::: Source data :::

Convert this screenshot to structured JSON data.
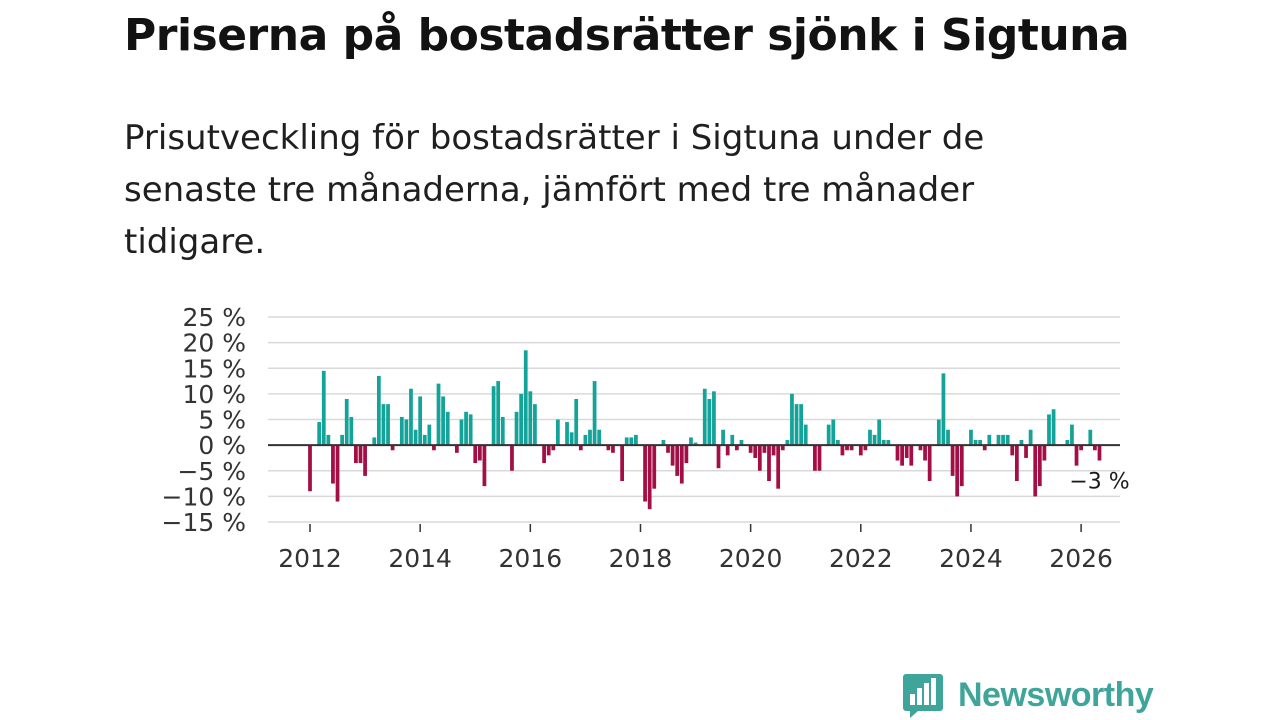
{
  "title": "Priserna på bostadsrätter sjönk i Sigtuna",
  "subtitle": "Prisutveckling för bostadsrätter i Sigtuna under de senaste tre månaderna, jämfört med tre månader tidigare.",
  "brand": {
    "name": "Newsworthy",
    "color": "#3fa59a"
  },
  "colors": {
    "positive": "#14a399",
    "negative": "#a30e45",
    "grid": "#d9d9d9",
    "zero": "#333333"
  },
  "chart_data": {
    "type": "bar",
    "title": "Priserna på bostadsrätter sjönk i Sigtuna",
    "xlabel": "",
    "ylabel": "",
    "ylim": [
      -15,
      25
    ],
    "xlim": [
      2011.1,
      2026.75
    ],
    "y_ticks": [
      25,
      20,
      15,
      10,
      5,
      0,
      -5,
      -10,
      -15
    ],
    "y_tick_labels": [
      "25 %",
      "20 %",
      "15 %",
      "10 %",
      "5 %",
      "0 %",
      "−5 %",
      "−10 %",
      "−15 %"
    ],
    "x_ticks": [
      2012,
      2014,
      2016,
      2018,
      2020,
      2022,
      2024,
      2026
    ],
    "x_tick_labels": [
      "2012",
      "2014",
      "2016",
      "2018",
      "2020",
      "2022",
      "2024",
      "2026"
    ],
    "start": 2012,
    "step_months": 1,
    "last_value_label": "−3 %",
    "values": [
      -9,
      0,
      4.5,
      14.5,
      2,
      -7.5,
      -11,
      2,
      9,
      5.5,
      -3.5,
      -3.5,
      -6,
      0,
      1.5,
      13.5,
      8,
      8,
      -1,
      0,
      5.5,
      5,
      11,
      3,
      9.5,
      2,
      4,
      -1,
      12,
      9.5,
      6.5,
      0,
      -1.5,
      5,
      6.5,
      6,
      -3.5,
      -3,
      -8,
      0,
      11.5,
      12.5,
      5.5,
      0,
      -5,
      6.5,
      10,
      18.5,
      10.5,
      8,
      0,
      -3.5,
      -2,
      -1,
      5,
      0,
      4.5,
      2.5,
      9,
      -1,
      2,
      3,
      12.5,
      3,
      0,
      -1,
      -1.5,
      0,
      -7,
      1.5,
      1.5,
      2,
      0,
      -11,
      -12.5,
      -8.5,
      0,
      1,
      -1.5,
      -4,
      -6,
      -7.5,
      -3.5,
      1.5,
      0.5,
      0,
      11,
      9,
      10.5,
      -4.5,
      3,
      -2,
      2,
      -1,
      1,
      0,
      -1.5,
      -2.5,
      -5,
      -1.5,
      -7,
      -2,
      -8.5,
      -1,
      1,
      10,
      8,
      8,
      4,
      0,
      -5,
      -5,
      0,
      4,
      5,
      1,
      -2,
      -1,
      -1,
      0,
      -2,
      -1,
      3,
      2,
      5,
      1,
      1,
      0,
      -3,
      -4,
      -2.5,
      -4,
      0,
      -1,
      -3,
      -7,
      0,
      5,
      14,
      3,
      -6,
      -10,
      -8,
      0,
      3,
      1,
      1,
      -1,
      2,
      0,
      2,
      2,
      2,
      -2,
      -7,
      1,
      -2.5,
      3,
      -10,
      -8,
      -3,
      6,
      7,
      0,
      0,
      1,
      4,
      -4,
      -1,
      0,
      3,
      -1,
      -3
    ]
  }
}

:::

__Directions for this task__. Find all lines with "Sigtuna" in them and copy each one.

__Task output__.
  "title": "Priserna på bostadsrätter sjönk i Sigtuna",
  "subtitle": "Prisutveckling för bostadsrätter i Sigtuna under de senaste tre månaderna, jämfört med tre månader tidigare.",
    "title": "Priserna på bostadsrätter sjönk i Sigtuna",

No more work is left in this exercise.